Selected extract:
* begin *

Author: Denis Avetisyan
Researchers have developed a new approach to controlling quadrupedal robots, enabling stable and fast locomotion even with substantial weight.

An analytical actuator model improves sim-to-real transfer for reinforcement learning-based locomotion control in heavy hydraulic robots exceeding 300kg.
Achieving robust sim-to-real transfer remains a significant challenge for large-scale hydraulic robots due to their slow dynamics and complex fluid behavior. This work, ‘Learning Quadrupedal Locomotion for a Heavy Hydraulic Robot Using an Actuator Model’, addresses this limitation by introducing an analytical actuator model that accurately predicts joint torques-in under 1 microsecond-allowing for rapid iteration within reinforcement learning environments. We demonstrate that this model outperforms neural network alternatives, particularly in data-limited scenarios, and successfully enables stable, 1m/s locomotion on a 300kg+ hydraulic quadruped-a first for this scale of robot. Could this approach unlock more agile and adaptable hydraulic systems for a wider range of robotic applications?

* end *

Extracted records:
* begin *

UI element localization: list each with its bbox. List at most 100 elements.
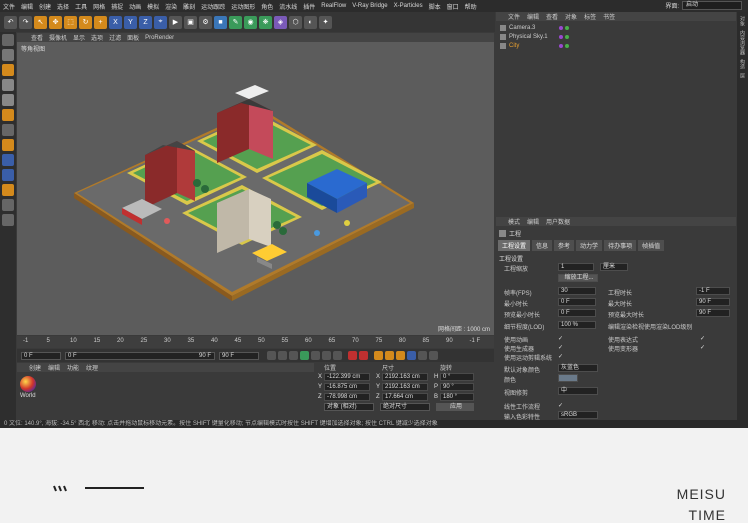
light-icon[interactable]: ✦ [319,15,332,29]
menu-item[interactable]: 雕刻 [183,2,195,11]
timeline-menu-icon[interactable] [429,351,438,360]
menu-item[interactable]: X-Particles [394,3,423,9]
autokey-icon[interactable] [359,351,368,360]
rotate-tool-icon[interactable]: ↻ [79,15,92,29]
menu-item[interactable]: 文件 [3,2,15,11]
camera-icon[interactable]: ◐ [304,15,317,29]
object-menu-item[interactable]: 对象 [565,12,577,21]
object-menu-item[interactable]: 编辑 [527,12,539,21]
last-tool-icon[interactable]: + [94,15,107,29]
object-menu-item[interactable]: 标签 [584,12,596,21]
timeline-ruler[interactable]: -1 5 10 15 20 25 30 35 40 45 50 55 60 65 70 75 80 85 90 -1 … [17,336,494,348]
attribute-tab[interactable]: 信息 [532,240,553,251]
render-dot-icon[interactable] [565,43,569,48]
menu-item[interactable]: V-Ray Bridge [352,3,387,9]
position-field[interactable]: -122.399 cm [324,373,370,381]
edges-mode-icon[interactable] [2,94,14,106]
subdivision-icon[interactable]: ◉ [244,15,257,29]
material-menu-item[interactable]: 功能 [67,363,79,372]
menu-item[interactable]: RealFlow [321,3,346,9]
render-picture-viewer-icon[interactable]: ▣ [184,15,197,29]
prev-key-icon[interactable] [278,351,287,360]
menu-item[interactable]: 模拟 [147,2,159,11]
menu-item[interactable]: 流水线 [279,2,297,11]
object-row[interactable]: Camera.3 [496,23,736,32]
rotation-field[interactable]: 90 ° [440,383,474,391]
scale-tool-icon[interactable]: ⬚ [64,15,77,29]
scale-field[interactable]: 1 [558,263,594,271]
menu-item[interactable]: 脚本 [429,2,441,11]
redo-icon[interactable]: ↷ [19,15,32,29]
apply-button[interactable]: 应用 [436,403,474,411]
select-tool-icon[interactable]: ↖ [34,15,47,29]
cube-icon[interactable]: ■ [214,15,227,29]
check-motion-box[interactable]: ✓ [558,353,563,360]
render-dot-icon[interactable] [565,25,569,30]
check-expression-box[interactable]: ✓ [700,335,705,342]
deformer-icon[interactable]: ◈ [274,15,287,29]
min-time-field[interactable]: 0 F [558,298,596,306]
solo-icon[interactable] [2,184,14,196]
menu-item[interactable]: 运动图形 [231,2,255,11]
grid-icon[interactable] [2,214,14,226]
attribute-menu-item[interactable]: 编辑 [527,217,539,226]
menu-item[interactable]: 渲染 [165,2,177,11]
lod-field[interactable]: 100 % [558,321,596,329]
coordinate-system-icon[interactable]: ⌖ [154,15,167,29]
render-dot-icon[interactable] [565,34,569,39]
visibility-dot-icon[interactable] [559,25,563,30]
preview-min-field[interactable]: 0 F [558,309,596,317]
tweak-icon[interactable] [2,169,14,181]
menu-item[interactable]: 动画 [129,2,141,11]
range-slider[interactable]: 0 F 90 F [65,351,215,360]
next-frame-icon[interactable] [311,351,320,360]
menu-item[interactable]: 窗口 [447,2,459,11]
check-generators-box[interactable]: ✓ [558,344,563,351]
next-key-icon[interactable] [322,351,331,360]
axis-mode-icon[interactable] [2,124,14,136]
key-param-icon[interactable] [407,351,416,360]
menu-item[interactable]: 运动跟踪 [201,2,225,11]
rotation-field[interactable]: 0 ° [440,373,474,381]
model-mode-icon[interactable] [2,49,14,61]
menu-item[interactable]: 创建 [39,2,51,11]
right-strip-tab[interactable]: 层 [739,73,746,78]
right-strip-tab[interactable]: 内容浏览器 [739,30,746,55]
menu-item[interactable]: 插件 [303,2,315,11]
view-clip-dropdown[interactable]: 中 [558,387,598,395]
attribute-tab[interactable]: 帧插值 [638,240,665,251]
material-menu-item[interactable]: 纹理 [86,363,98,372]
check-animation-box[interactable]: ✓ [558,335,563,342]
fps-field[interactable]: 30 [558,287,596,295]
play-icon[interactable] [300,351,309,360]
3d-viewport[interactable]: 查看 摄像机 显示 选项 过滤 面板 ProRender 等角视图 网格间距:… [17,33,494,335]
visibility-dot-icon[interactable] [559,43,563,48]
end-frame-field[interactable]: 90 F [219,351,259,360]
color-swatch[interactable] [558,374,578,382]
make-editable-icon[interactable] [2,34,14,46]
menu-item[interactable]: 工具 [75,2,87,11]
project-time-field[interactable]: -1 F [696,287,730,295]
attribute-menu-item[interactable]: 模式 [508,217,520,226]
scene-icon[interactable]: ⬡ [289,15,302,29]
interface-selector[interactable]: 界面: 启动 [665,1,742,10]
material-world[interactable]: World [20,376,38,402]
right-strip-tab[interactable]: 对象 [739,16,746,26]
size-field[interactable]: 2192.163 cm [382,373,428,381]
coord-mode-dropdown[interactable]: 对象 (相对) [324,403,374,411]
prev-frame-icon[interactable] [289,351,298,360]
object-menu-item[interactable]: 文件 [508,12,520,21]
position-field[interactable]: -78.998 cm [324,393,370,401]
last-frame-icon[interactable] [333,351,342,360]
check-deformers-box[interactable]: ✓ [700,344,705,351]
size-field[interactable]: 17.664 cm [382,393,428,401]
z-axis-icon[interactable]: Z [139,15,152,29]
menu-item[interactable]: 网格 [93,2,105,11]
menu-item[interactable]: 选择 [57,2,69,11]
layer-icon[interactable] [2,199,14,211]
x-axis-icon[interactable]: X [109,15,122,29]
material-menu-item[interactable]: 编辑 [48,363,60,372]
linear-workflow-box[interactable]: ✓ [558,402,563,409]
polygons-mode-icon[interactable] [2,109,14,121]
menu-item[interactable]: 捕捉 [111,2,123,11]
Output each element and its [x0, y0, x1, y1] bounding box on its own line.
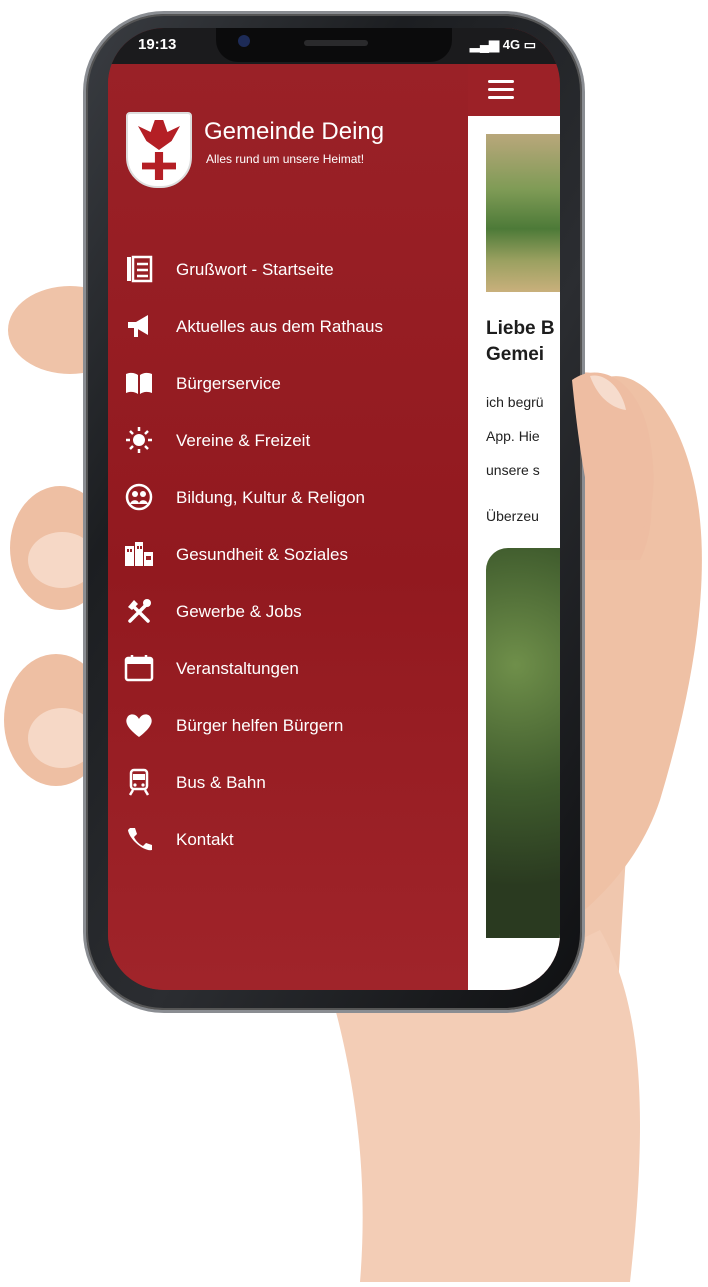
calendar-icon	[124, 654, 158, 682]
eagle-icon	[138, 120, 180, 150]
menu-item-aktuelles[interactable]: Aktuelles aus dem Rathaus	[108, 305, 468, 362]
app-header[interactable]: Gemeinde Deing Alles rund um unsere Heim…	[126, 112, 456, 192]
notch	[216, 28, 452, 62]
app-subtitle: Alles rund um unsere Heimat!	[206, 152, 365, 166]
menu-item-gewerbe[interactable]: Gewerbe & Jobs	[108, 590, 468, 647]
status-time: 19:13	[138, 36, 177, 53]
cross-icon	[142, 152, 176, 180]
signal-icon: ▂▄▆	[469, 37, 503, 52]
buildings-icon	[124, 540, 158, 568]
sun-icon	[124, 426, 158, 454]
menu-item-veranstaltungen[interactable]: Veranstaltungen	[108, 647, 468, 704]
coat-of-arms-logo	[126, 112, 192, 188]
portrait-photo	[486, 548, 560, 938]
menu-toggle-button[interactable]	[488, 80, 514, 100]
menu-item-vereine[interactable]: Vereine & Freizeit	[108, 419, 468, 476]
tools-icon	[124, 597, 158, 625]
menu-item-buergerservice[interactable]: Bürgerservice	[108, 362, 468, 419]
people-icon	[124, 483, 158, 511]
content-heading: Liebe B Gemei	[486, 318, 555, 365]
menu-label: Vereine & Freizeit	[176, 431, 311, 450]
content-paragraph-line: App. Hie	[486, 428, 540, 444]
menu-item-kontakt[interactable]: Kontakt	[108, 818, 468, 875]
status-bar: 19:13 ▂▄▆ 4G ▭	[108, 28, 560, 64]
menu-label: Veranstaltungen	[176, 659, 299, 678]
menu-item-gesundheit[interactable]: Gesundheit & Soziales	[108, 533, 468, 590]
content-paragraph-line: unsere s	[486, 462, 540, 478]
menu-item-bildung[interactable]: Bildung, Kultur & Religon	[108, 476, 468, 533]
menu-label: Bus & Bahn	[176, 773, 266, 792]
menu-label: Bürger helfen Bürgern	[176, 716, 344, 735]
menu-label: Aktuelles aus dem Rathaus	[176, 317, 383, 336]
train-icon	[124, 768, 158, 796]
menu-label: Grußwort - Startseite	[176, 260, 334, 279]
main-content-peek: Liebe B Gemei ich begrü App. Hie unsere …	[468, 116, 560, 990]
camera-icon	[238, 35, 250, 47]
phone-icon	[124, 825, 158, 853]
battery-icon: ▭	[523, 37, 536, 52]
drawer-menu: Grußwort - Startseite Aktuelles aus dem …	[108, 248, 468, 875]
menu-label: Bürgerservice	[176, 374, 281, 393]
megaphone-icon	[124, 312, 158, 340]
menu-label: Gewerbe & Jobs	[176, 602, 302, 621]
app-title: Gemeinde Deing	[204, 118, 385, 145]
menu-label: Kontakt	[176, 830, 234, 849]
speaker-grille	[304, 40, 368, 46]
navigation-drawer: Gemeinde Deing Alles rund um unsere Heim…	[108, 64, 468, 990]
app-screen: 19:13 ▂▄▆ 4G ▭ Gemeinde Deing Alles rund…	[108, 28, 560, 990]
menu-item-grusswort[interactable]: Grußwort - Startseite	[108, 248, 468, 305]
status-network: ▂▄▆ 4G ▭	[469, 37, 536, 52]
book-icon	[124, 369, 158, 397]
heart-icon	[124, 711, 158, 739]
content-paragraph-line: Überzeu	[486, 508, 539, 524]
menu-label: Gesundheit & Soziales	[176, 545, 348, 564]
landscape-photo	[486, 134, 560, 292]
menu-item-bus-bahn[interactable]: Bus & Bahn	[108, 761, 468, 818]
menu-label: Bildung, Kultur & Religon	[176, 488, 366, 507]
content-paragraph-line: ich begrü	[486, 394, 544, 410]
document-icon	[124, 255, 158, 283]
menu-item-buerger-helfen[interactable]: Bürger helfen Bürgern	[108, 704, 468, 761]
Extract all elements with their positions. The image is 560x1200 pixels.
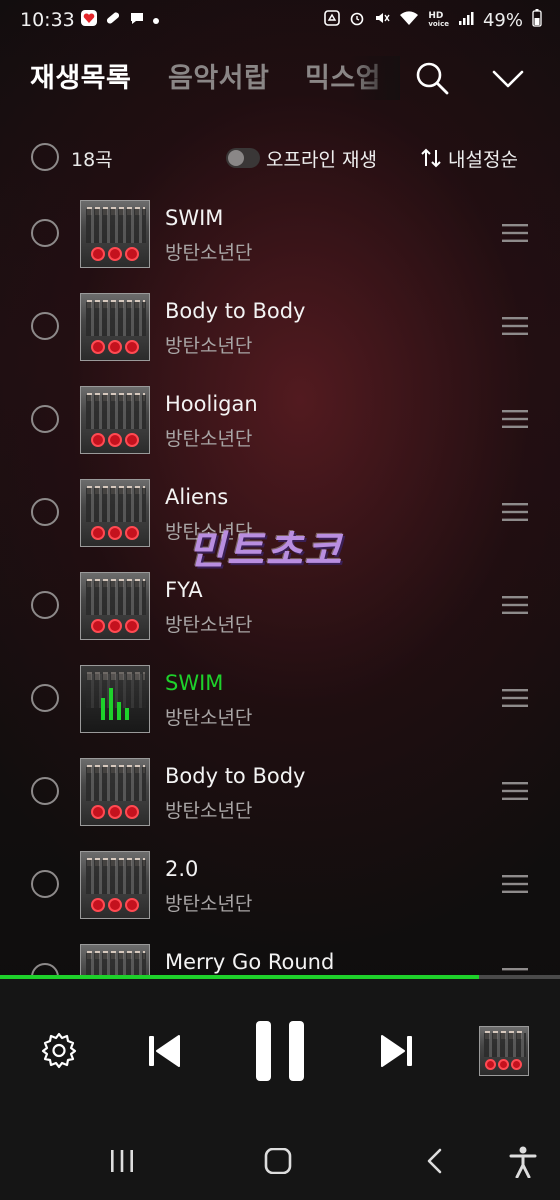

* end *

Exercise brief:
Render this sentence from the hydraulic robot summary in Spanish: "Researchers have developed a new approach to controlling quadrupedal robots, enabling stable and fast locomotion even with substantial weight."

Exercise result:
Los investigadores han desarrollado un nuevo enfoque para controlar robots cuadrúpedos que permite una locomoción estable y rápida incluso con un peso considerable.